** start EXERCISE DATA **

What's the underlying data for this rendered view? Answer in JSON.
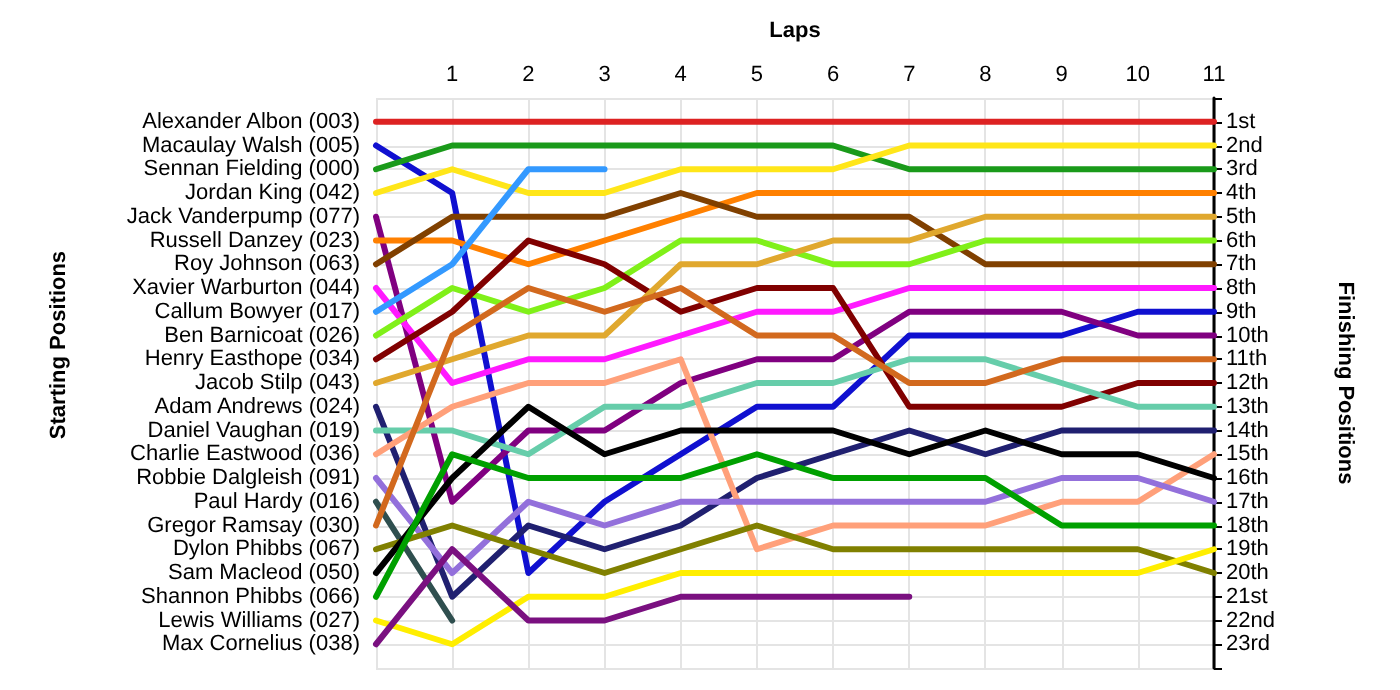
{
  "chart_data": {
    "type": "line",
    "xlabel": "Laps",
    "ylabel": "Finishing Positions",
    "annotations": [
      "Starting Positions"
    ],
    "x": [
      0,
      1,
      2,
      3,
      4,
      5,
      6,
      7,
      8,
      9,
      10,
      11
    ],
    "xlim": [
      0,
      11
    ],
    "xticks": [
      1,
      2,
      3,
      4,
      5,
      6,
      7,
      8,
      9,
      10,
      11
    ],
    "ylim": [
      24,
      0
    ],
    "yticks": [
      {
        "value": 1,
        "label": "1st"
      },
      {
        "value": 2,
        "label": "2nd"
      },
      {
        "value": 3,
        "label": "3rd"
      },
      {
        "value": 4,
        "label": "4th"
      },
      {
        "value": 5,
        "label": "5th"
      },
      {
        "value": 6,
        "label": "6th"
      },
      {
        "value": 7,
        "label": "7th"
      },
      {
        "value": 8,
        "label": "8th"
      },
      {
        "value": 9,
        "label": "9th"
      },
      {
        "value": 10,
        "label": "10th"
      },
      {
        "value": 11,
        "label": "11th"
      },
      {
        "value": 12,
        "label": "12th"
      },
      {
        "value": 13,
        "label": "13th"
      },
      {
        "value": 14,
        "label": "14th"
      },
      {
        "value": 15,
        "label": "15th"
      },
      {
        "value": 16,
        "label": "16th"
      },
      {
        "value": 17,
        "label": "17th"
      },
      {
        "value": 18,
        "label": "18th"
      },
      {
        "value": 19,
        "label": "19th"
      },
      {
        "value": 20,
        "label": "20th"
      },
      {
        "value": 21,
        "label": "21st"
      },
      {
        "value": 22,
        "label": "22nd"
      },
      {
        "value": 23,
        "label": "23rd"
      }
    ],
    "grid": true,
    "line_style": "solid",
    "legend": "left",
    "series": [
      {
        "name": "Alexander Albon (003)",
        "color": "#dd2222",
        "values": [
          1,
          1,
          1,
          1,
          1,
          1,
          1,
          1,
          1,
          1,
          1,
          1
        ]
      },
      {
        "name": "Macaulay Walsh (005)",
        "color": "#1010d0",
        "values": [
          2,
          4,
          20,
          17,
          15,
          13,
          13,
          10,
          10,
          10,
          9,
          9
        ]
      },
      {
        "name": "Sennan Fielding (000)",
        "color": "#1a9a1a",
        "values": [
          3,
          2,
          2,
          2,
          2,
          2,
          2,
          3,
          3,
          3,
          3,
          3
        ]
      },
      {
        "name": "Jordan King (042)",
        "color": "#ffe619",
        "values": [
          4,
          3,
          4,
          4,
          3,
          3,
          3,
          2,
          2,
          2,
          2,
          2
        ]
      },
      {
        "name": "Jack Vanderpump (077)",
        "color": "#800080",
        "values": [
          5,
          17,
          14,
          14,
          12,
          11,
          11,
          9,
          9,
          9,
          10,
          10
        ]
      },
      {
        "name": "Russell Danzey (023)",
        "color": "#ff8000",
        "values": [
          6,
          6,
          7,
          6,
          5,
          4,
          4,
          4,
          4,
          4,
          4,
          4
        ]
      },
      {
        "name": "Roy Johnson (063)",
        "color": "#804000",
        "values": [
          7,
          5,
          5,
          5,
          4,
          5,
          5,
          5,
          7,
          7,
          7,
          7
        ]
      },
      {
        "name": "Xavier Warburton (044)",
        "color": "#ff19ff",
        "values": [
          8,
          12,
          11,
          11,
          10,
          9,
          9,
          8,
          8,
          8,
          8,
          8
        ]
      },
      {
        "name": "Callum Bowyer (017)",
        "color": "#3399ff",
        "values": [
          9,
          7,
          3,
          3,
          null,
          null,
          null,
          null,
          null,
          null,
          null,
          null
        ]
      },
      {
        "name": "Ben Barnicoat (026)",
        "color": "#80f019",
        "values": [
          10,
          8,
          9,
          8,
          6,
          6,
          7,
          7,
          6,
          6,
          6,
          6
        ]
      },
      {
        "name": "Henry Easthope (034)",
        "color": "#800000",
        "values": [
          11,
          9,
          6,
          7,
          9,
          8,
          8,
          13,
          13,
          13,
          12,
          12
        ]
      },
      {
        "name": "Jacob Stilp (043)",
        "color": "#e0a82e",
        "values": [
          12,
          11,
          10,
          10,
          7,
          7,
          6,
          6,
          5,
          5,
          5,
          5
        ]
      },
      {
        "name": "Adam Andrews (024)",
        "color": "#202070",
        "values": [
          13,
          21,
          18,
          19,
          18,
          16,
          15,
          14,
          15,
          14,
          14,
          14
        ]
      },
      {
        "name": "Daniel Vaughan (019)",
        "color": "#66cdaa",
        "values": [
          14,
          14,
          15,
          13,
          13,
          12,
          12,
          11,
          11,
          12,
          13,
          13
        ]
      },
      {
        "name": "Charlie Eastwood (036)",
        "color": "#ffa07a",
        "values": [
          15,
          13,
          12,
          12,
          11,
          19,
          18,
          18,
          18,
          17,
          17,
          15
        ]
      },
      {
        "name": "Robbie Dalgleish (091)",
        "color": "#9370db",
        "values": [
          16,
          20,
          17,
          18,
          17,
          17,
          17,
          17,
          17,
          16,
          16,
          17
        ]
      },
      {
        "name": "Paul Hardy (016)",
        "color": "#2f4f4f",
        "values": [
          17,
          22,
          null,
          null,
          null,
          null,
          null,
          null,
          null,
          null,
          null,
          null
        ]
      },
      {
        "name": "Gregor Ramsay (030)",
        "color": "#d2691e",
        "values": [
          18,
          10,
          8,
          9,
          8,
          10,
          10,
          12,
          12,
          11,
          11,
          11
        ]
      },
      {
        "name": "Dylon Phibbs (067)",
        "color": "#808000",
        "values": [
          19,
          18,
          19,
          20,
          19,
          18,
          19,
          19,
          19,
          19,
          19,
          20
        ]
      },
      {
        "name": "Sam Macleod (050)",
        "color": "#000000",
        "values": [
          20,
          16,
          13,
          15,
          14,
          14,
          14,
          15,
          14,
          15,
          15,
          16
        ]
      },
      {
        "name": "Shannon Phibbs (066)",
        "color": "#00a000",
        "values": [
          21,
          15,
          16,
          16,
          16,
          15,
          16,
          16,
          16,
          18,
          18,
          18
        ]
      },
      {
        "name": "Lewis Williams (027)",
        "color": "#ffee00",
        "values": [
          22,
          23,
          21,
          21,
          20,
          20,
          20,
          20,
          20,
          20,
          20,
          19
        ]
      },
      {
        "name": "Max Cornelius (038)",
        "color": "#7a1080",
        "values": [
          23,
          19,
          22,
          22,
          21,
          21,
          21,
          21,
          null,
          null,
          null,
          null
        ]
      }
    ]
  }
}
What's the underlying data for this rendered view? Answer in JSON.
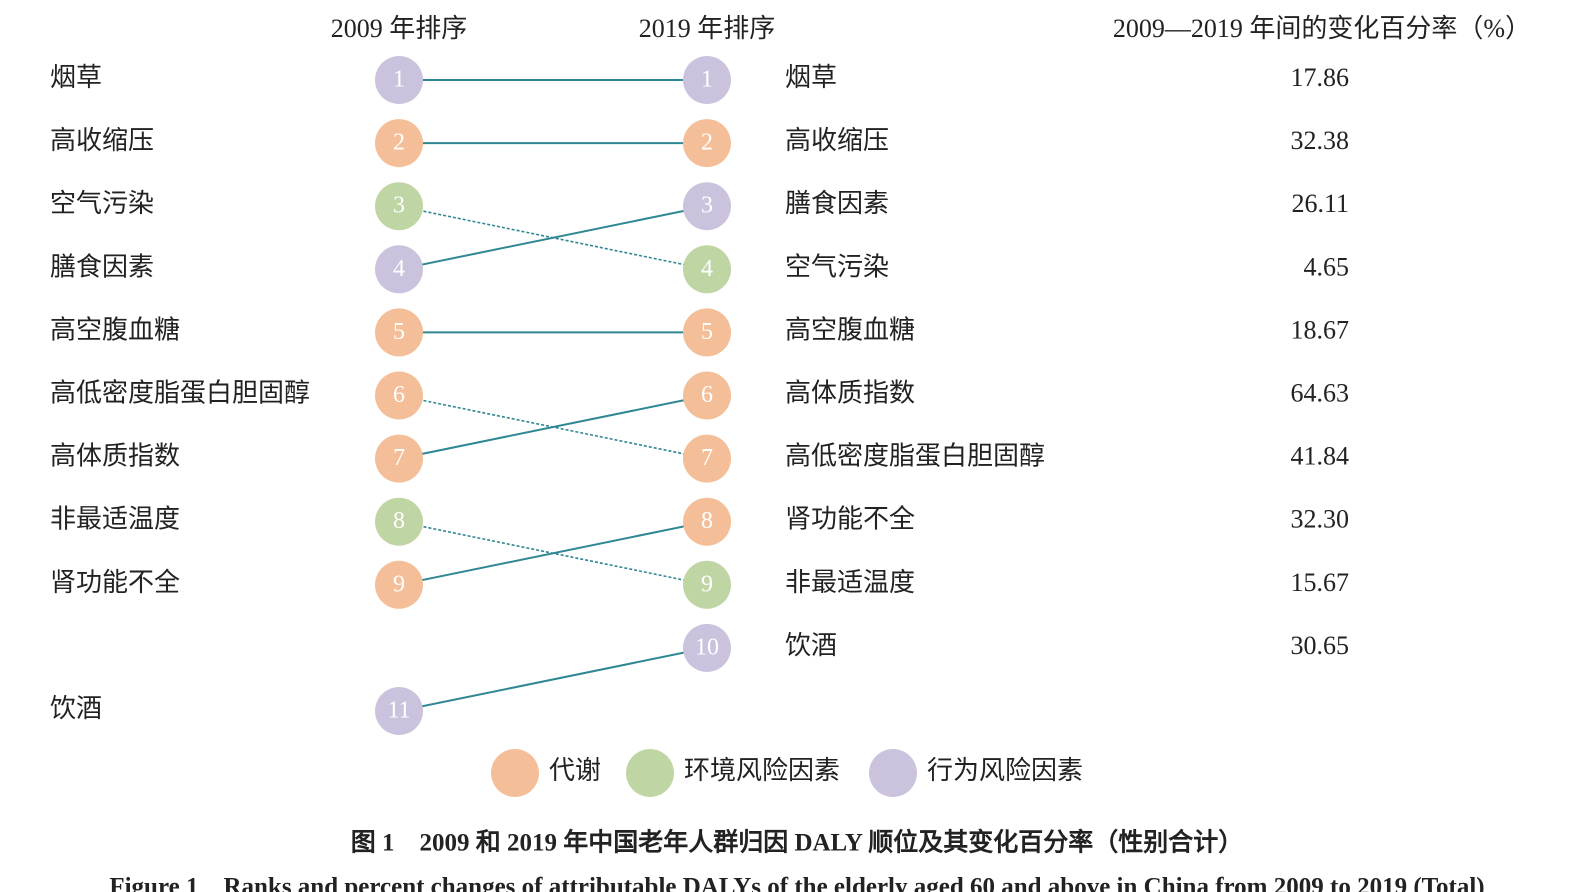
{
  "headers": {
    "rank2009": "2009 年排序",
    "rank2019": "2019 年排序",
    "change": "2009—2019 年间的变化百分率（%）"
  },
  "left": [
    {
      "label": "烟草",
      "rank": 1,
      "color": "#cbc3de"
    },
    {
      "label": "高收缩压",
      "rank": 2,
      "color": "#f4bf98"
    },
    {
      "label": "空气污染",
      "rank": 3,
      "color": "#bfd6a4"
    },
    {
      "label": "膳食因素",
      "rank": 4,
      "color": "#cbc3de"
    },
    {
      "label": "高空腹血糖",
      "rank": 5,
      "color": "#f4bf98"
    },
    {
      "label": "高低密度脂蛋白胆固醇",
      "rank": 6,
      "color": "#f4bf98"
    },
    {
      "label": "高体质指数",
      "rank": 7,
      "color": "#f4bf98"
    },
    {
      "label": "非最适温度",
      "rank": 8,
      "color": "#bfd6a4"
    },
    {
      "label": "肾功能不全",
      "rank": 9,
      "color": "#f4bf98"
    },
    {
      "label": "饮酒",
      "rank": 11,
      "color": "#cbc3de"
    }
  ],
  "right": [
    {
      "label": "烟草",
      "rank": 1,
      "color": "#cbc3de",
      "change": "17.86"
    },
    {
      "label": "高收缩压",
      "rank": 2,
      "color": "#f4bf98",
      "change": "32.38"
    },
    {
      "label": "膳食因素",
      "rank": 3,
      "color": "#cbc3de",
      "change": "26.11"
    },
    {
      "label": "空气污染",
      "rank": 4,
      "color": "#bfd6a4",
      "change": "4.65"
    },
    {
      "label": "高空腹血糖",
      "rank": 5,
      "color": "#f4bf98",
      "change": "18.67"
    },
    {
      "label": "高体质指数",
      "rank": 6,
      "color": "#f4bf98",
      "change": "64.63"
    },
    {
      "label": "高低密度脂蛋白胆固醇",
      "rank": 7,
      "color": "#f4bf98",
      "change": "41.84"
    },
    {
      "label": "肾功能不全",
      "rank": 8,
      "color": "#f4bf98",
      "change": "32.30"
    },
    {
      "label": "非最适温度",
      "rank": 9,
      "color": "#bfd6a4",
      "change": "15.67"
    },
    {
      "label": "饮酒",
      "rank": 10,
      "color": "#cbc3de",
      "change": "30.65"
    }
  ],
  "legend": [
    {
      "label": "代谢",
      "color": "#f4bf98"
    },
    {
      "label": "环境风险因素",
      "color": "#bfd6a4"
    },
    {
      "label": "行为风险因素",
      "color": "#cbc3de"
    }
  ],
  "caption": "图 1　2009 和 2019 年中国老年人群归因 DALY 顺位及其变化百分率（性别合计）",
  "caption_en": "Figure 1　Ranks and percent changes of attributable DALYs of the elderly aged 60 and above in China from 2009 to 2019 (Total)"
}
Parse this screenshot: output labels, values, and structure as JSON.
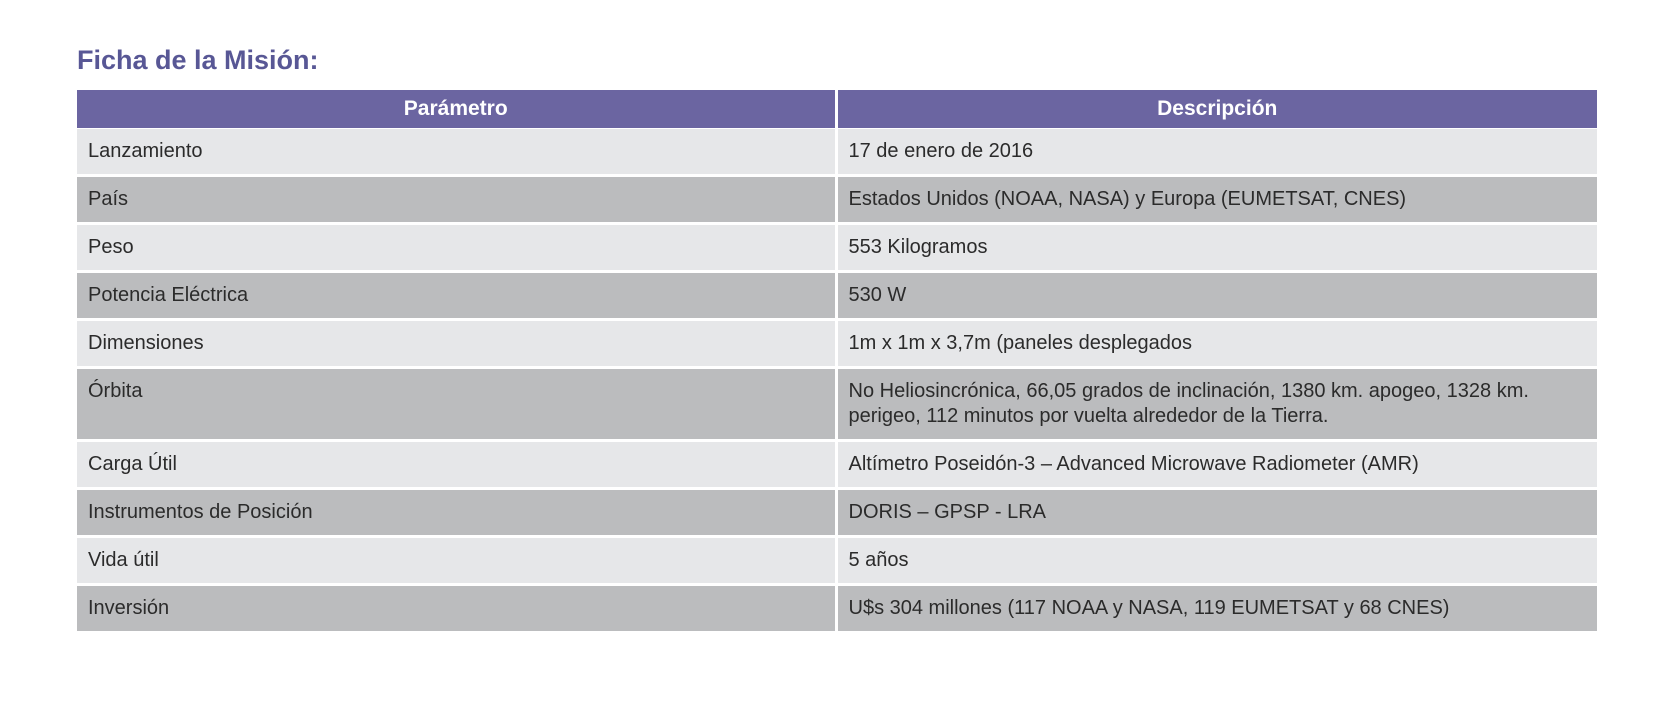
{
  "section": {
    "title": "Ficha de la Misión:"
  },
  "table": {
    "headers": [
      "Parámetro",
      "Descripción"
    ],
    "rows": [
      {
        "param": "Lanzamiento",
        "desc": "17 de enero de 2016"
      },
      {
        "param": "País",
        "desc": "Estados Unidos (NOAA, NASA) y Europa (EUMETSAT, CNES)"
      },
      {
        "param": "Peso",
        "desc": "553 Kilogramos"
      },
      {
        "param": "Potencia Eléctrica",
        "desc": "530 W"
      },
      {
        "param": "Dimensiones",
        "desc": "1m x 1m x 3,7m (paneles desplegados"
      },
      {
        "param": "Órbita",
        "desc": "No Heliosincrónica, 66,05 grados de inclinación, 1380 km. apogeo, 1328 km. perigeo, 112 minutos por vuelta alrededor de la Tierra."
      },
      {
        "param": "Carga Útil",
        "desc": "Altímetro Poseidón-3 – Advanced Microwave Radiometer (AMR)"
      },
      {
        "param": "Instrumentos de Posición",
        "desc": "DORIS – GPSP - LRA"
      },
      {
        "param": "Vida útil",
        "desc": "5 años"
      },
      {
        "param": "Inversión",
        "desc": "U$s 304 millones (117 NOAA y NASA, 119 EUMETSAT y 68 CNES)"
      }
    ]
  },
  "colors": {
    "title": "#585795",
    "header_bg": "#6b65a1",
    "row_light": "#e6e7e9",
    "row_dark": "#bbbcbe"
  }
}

** end EXERCISE DATA **

## [WRITTEN EXERCISE]
Report only how many lines of the listing hold the word "param".

## [EXERCISE RESULT]
10